WRITTEN TASK:
Across the data below, how many lines hold "GEOMAG"? Answer with that number and nothing else.

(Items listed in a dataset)
__________

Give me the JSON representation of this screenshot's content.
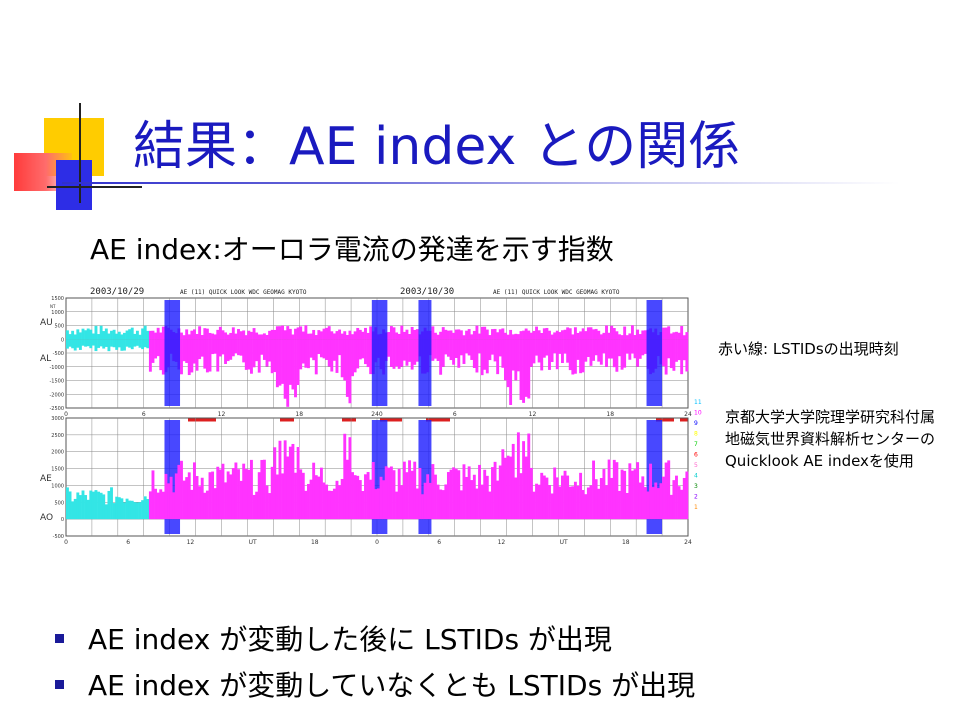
{
  "slide": {
    "title": "結果：AE index との関係",
    "subtitle": "AE index:オーロラ電流の発達を示す指数",
    "note_red_line": "赤い線: LSTIDsの出現時刻",
    "note_source": "京都大学大学院理学研究科付属地磁気世界資料解析センターのQuicklook AE indexを使用",
    "bullets": [
      "AE index が変動した後に LSTIDs が出現",
      "AE index が変動していなくとも LSTIDs が出現"
    ]
  },
  "plot": {
    "header_left": "2003/10/29",
    "header_right": "2003/10/30",
    "header_label_left": "AE (11)   QUICK LOOK  WDC GEOMAG KYOTO",
    "header_label_right": "AE (11)   QUICK LOOK  WDC GEOMAG KYOTO",
    "top_panel": {
      "y_axis_label_top": "AU",
      "y_axis_label_bottom": "AL",
      "y_ticks": [
        "1500",
        "1000",
        "500",
        "0",
        "-500",
        "-1000",
        "-1500",
        "-2000",
        "-2500"
      ],
      "unit": "NT"
    },
    "bottom_panel": {
      "y_axis_label_top": "AE",
      "y_axis_label_bottom": "AO",
      "y_ticks": [
        "3000",
        "2500",
        "2000",
        "1500",
        "1000",
        "500",
        "0",
        "-500"
      ]
    },
    "x_ticks_top": [
      "0",
      "6",
      "12",
      "18",
      "240",
      "6",
      "12",
      "18",
      "24"
    ],
    "x_ticks_bottom": [
      "0",
      "6",
      "12",
      "UT",
      "18",
      "0",
      "6",
      "12",
      "UT",
      "18",
      "24"
    ],
    "station_counts": [
      "11",
      "10",
      "9",
      "8",
      "7",
      "6",
      "5",
      "4",
      "3",
      "2",
      "1"
    ],
    "station_colors": [
      "#00bfff",
      "#ff00ff",
      "#0000ff",
      "#ffff00",
      "#00cc00",
      "#ff0000",
      "#ff66cc",
      "#00cccc",
      "#008800",
      "#8800ff",
      "#ff8800"
    ],
    "lstid_color": "#dd2020",
    "fill_colors": {
      "au": "#ff33ff",
      "al": "#ff33ff",
      "quiet": "#33e5e5",
      "ae": "#ff33ff",
      "dark": "#1a1aff"
    }
  }
}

__________

PROBLEM SOLUTION:
2